TASK PROMPT>
A faithful copy without images is required: write out all the records exactly.

DATA Start Marker

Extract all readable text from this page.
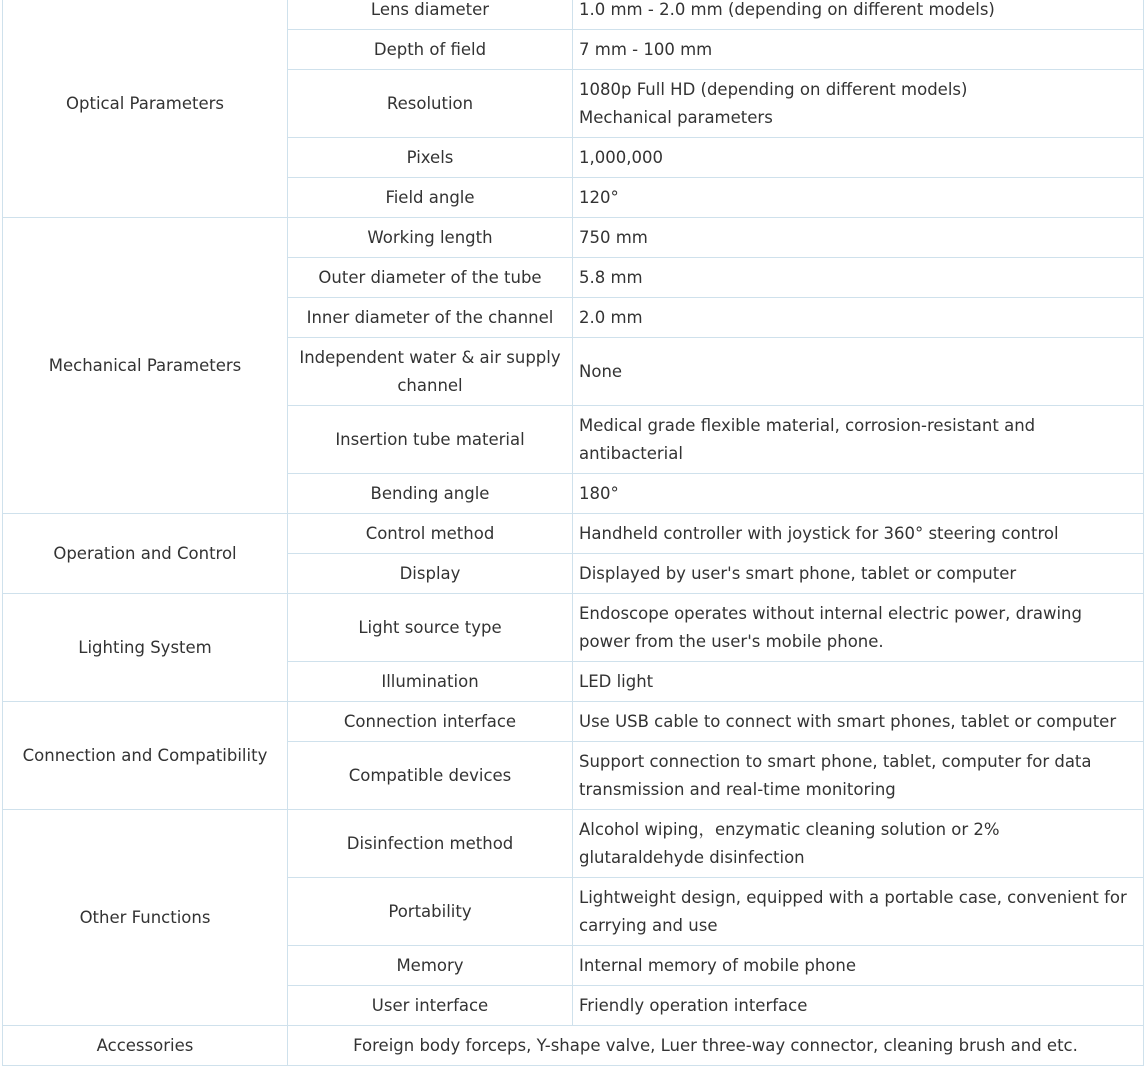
Optical Parameters	Lens diameter	1.0 mm - 2.0 mm (depending on different models)

	Depth of field	7 mm - 100 mm

	Resolution	1080p Full HD (depending on different models)
Mechanical parameters

	Pixels	1,000,000

	Field angle	120°

Mechanical Parameters	Working length	750 mm

	Outer diameter of the tube	5.8 mm

	Inner diameter of the channel	2.0 mm

	Independent water & air supply channel	None

	Insertion tube material	Medical grade flexible material, corrosion-resistant and
antibacterial

	Bending angle	180°

Operation and Control	Control method	Handheld controller with joystick for 360° steering control

	Display	Displayed by user's smart phone, tablet or computer

Lighting System	Light source type	Endoscope operates without internal electric power, drawing
power from the user's mobile phone.

	Illumination	LED light

Connection and Compatibility	Connection interface	Use USB cable to connect with smart phones, tablet or computer

	Compatible devices	Support connection to smart phone, tablet, computer for data
transmission and real-time monitoring

Other Functions	Disinfection method	Alcohol wiping，enzymatic cleaning solution or 2%
glutaraldehyde disinfection

	Portability	Lightweight design, equipped with a portable case, convenient for
carrying and use

	Memory	Internal memory of mobile phone

	User interface	Friendly operation interface

Accessories	Foreign body forceps, Y-shape valve, Luer three-way connector, cleaning brush and etc.	
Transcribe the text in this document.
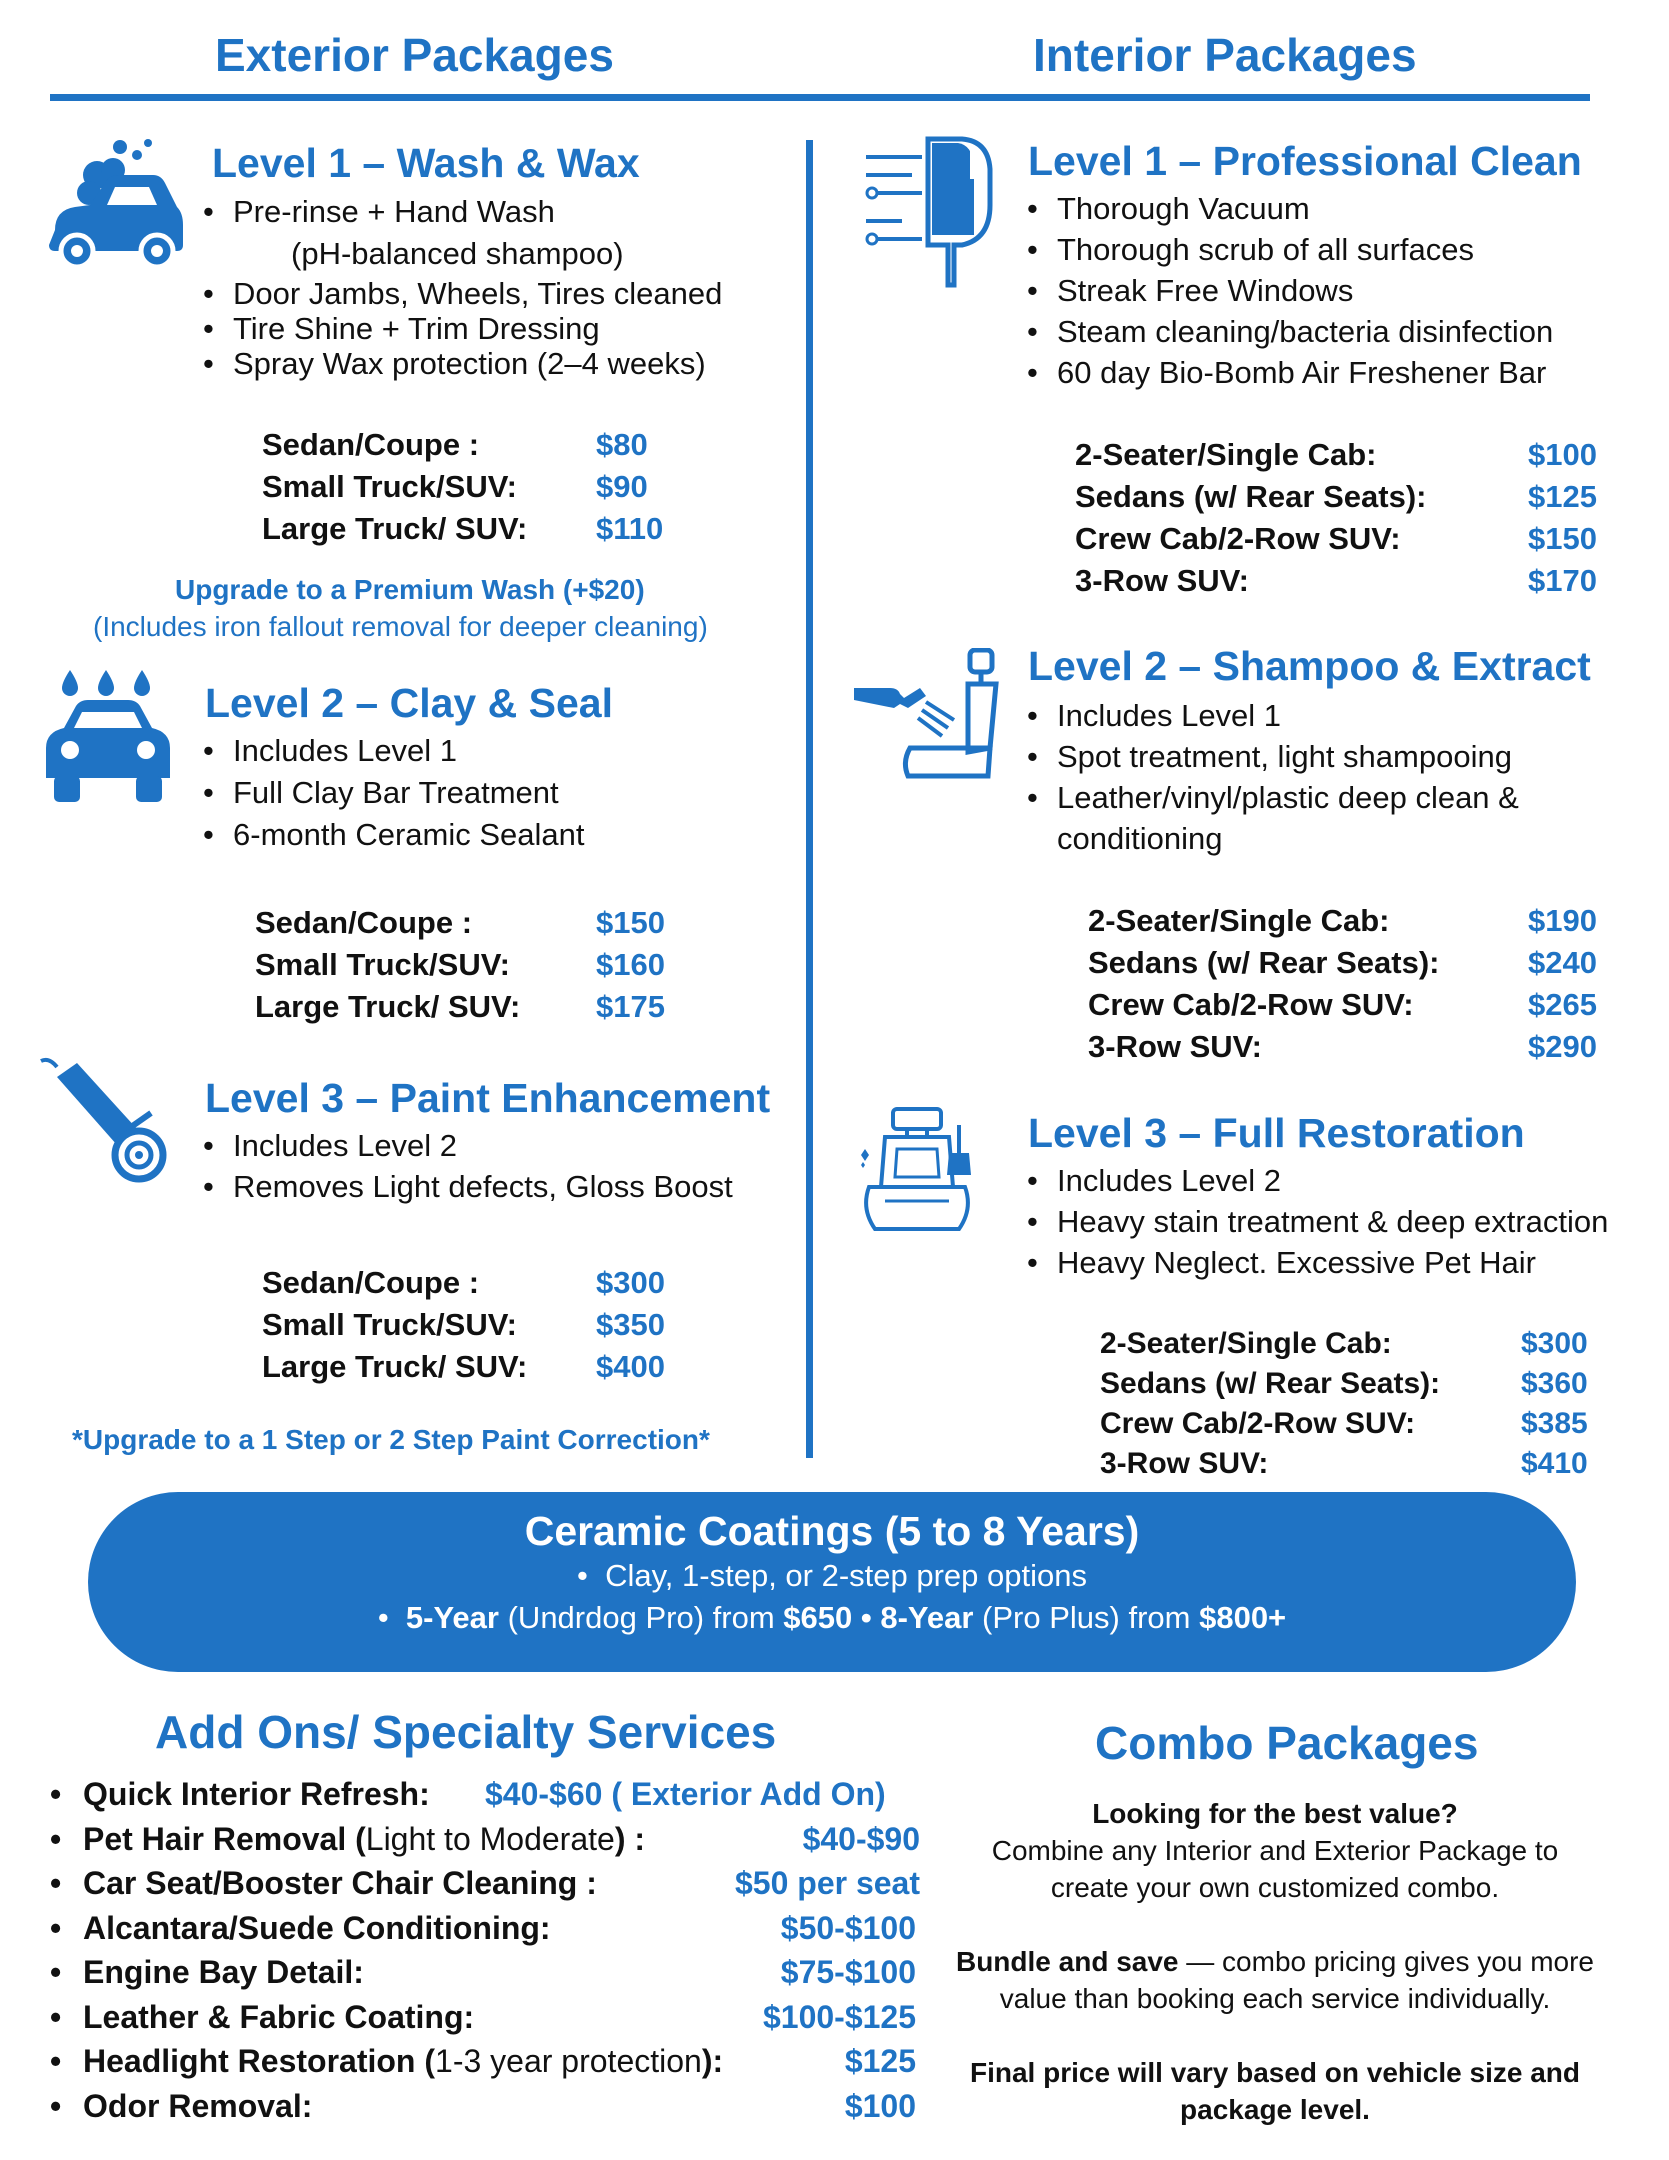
Exterior Packages	Interior Packages
Level 1 – Wash & Wax
• Pre-rinse + Hand Wash
(pH-balanced shampoo)
• Door Jambs, Wheels, Tires cleaned
• Tire Shine + Trim Dressing
• Spray Wax protection (2–4 weeks)
Sedan/Coupe :	$80
Small Truck/SUV:	$90
Large Truck/ SUV: $110
Upgrade to a Premium Wash (+$20)
(Includes iron fallout removal for deeper cleaning)
Level 2 – Clay & Seal
• Includes Level 1
• Full Clay Bar Treatment
• 6-month Ceramic Sealant
Sedan/Coupe :	$150
Small Truck/SUV:	$160
Large Truck/ SUV: $175
Level 3 – Paint Enhancement
• Includes Level 2
• Removes Light defects, Gloss Boost
Sedan/Coupe :	$300
Small Truck/SUV:	$350
Large Truck/ SUV: $400
*Upgrade to a 1 Step or 2 Step Paint Correction*
Level 1 – Professional Clean
• Thorough Vacuum
• Thorough scrub of all surfaces
• Streak Free Windows
• Steam cleaning/bacteria disinfection
• 60 day Bio-Bomb Air Freshener Bar
2-Seater/Single Cab:	$100
Sedans (w/ Rear Seats):	$125
Crew Cab/2-Row SUV:	$150
3-Row SUV:	$170
Level 2 – Shampoo & Extract
• Includes Level 1
• Spot treatment, light shampooing
• Leather/vinyl/plastic deep clean &
conditioning
2-Seater/Single Cab:	$190
Sedans (w/ Rear Seats):	$240
Crew Cab/2-Row SUV:	$265
3-Row SUV:	$290
Level 3 – Full Restoration
• Includes Level 2
• Heavy stain treatment & deep extraction
• Heavy Neglect. Excessive Pet Hair
2-Seater/Single Cab:	$300
Sedans (w/ Rear Seats):	$360
Crew Cab/2-Row SUV:	$385
3-Row SUV:	$410
Ceramic Coatings (5 to 8 Years)
•  Clay, 1-step, or 2-step prep options
•  5-Year (Undrdog Pro) from $650 • 8-Year (Pro Plus) from $800+
Add Ons/ Specialty Services
• Quick Interior Refresh: $40-$60 ( Exterior Add On)
• Pet Hair Removal (Light to Moderate) :	$40-$90
• Car Seat/Booster Chair Cleaning :	$50 per seat
• Alcantara/Suede Conditioning:	$50-$100
• Engine Bay Detail:	$75-$100
• Leather & Fabric Coating:	$100-$125
• Headlight Restoration (1-3 year protection):	$125
• Odor Removal:	$100
Combo Packages
Looking for the best value?
Combine any Interior and Exterior Package to
create your own customized combo.
Bundle and save — combo pricing gives you more
value than booking each service individually.
Final price will vary based on vehicle size and
package level.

DATA End Marker

EXERCISE ANSWER>
Extract all readable text from this page.
Optical Parameters	Lens diameter	1.0 mm - 2.0 mm (depending on different models)

	Depth of field	7 mm - 100 mm

	Resolution	1080p Full HD (depending on different models)
Mechanical parameters

	Pixels	1,000,000

	Field angle	120°

Mechanical Parameters	Working length	750 mm

	Outer diameter of the tube	5.8 mm

	Inner diameter of the channel	2.0 mm

	Independent water & air supply channel	None

	Insertion tube material	Medical grade flexible material, corrosion-resistant and
antibacterial

	Bending angle	180°

Operation and Control	Control method	Handheld controller with joystick for 360° steering control

	Display	Displayed by user's smart phone, tablet or computer

Lighting System	Light source type	Endoscope operates without internal electric power, drawing
power from the user's mobile phone.

	Illumination	LED light

Connection and Compatibility	Connection interface	Use USB cable to connect with smart phones, tablet or computer

	Compatible devices	Support connection to smart phone, tablet, computer for data
transmission and real-time monitoring

Other Functions	Disinfection method	Alcohol wiping，enzymatic cleaning solution or 2%
glutaraldehyde disinfection

	Portability	Lightweight design, equipped with a portable case, convenient for
carrying and use

	Memory	Internal memory of mobile phone

	User interface	Friendly operation interface

Accessories	Foreign body forceps, Y-shape valve, Luer three-way connector, cleaning brush and etc.	
Transcribe the text in this document.
Exterior Packages	Interior Packages
Level 1 – Wash & Wax
• Pre-rinse + Hand Wash
(pH-balanced shampoo)
• Door Jambs, Wheels, Tires cleaned
• Tire Shine + Trim Dressing
• Spray Wax protection (2–4 weeks)
Sedan/Coupe :	$80
Small Truck/SUV:	$90
Large Truck/ SUV: $110
Upgrade to a Premium Wash (+$20)
(Includes iron fallout removal for deeper cleaning)
Level 2 – Clay & Seal
• Includes Level 1
• Full Clay Bar Treatment
• 6-month Ceramic Sealant
Sedan/Coupe :	$150
Small Truck/SUV:	$160
Large Truck/ SUV: $175
Level 3 – Paint Enhancement
• Includes Level 2
• Removes Light defects, Gloss Boost
Sedan/Coupe :	$300
Small Truck/SUV:	$350
Large Truck/ SUV: $400
*Upgrade to a 1 Step or 2 Step Paint Correction*
Level 1 – Professional Clean
• Thorough Vacuum
• Thorough scrub of all surfaces
• Streak Free Windows
• Steam cleaning/bacteria disinfection
• 60 day Bio-Bomb Air Freshener Bar
2-Seater/Single Cab:	$100
Sedans (w/ Rear Seats):	$125
Crew Cab/2-Row SUV:	$150
3-Row SUV:	$170
Level 2 – Shampoo & Extract
• Includes Level 1
• Spot treatment, light shampooing
• Leather/vinyl/plastic deep clean &
conditioning
2-Seater/Single Cab:	$190
Sedans (w/ Rear Seats):	$240
Crew Cab/2-Row SUV:	$265
3-Row SUV:	$290
Level 3 – Full Restoration
• Includes Level 2
• Heavy stain treatment & deep extraction
• Heavy Neglect. Excessive Pet Hair
2-Seater/Single Cab:	$300
Sedans (w/ Rear Seats):	$360
Crew Cab/2-Row SUV:	$385
3-Row SUV:	$410
Ceramic Coatings (5 to 8 Years)
•  Clay, 1-step, or 2-step prep options
•  5-Year (Undrdog Pro) from $650 • 8-Year (Pro Plus) from $800+
Add Ons/ Specialty Services
• Quick Interior Refresh: $40-$60 ( Exterior Add On)
• Pet Hair Removal (Light to Moderate) :	$40-$90
• Car Seat/Booster Chair Cleaning :	$50 per seat
• Alcantara/Suede Conditioning:	$50-$100
• Engine Bay Detail:	$75-$100
• Leather & Fabric Coating:	$100-$125
• Headlight Restoration (1-3 year protection):	$125
• Odor Removal:	$100
Combo Packages
Looking for the best value?
Combine any Interior and Exterior Package to
create your own customized combo.
Bundle and save — combo pricing gives you more
value than booking each service individually.
Final price will vary based on vehicle size and
package level.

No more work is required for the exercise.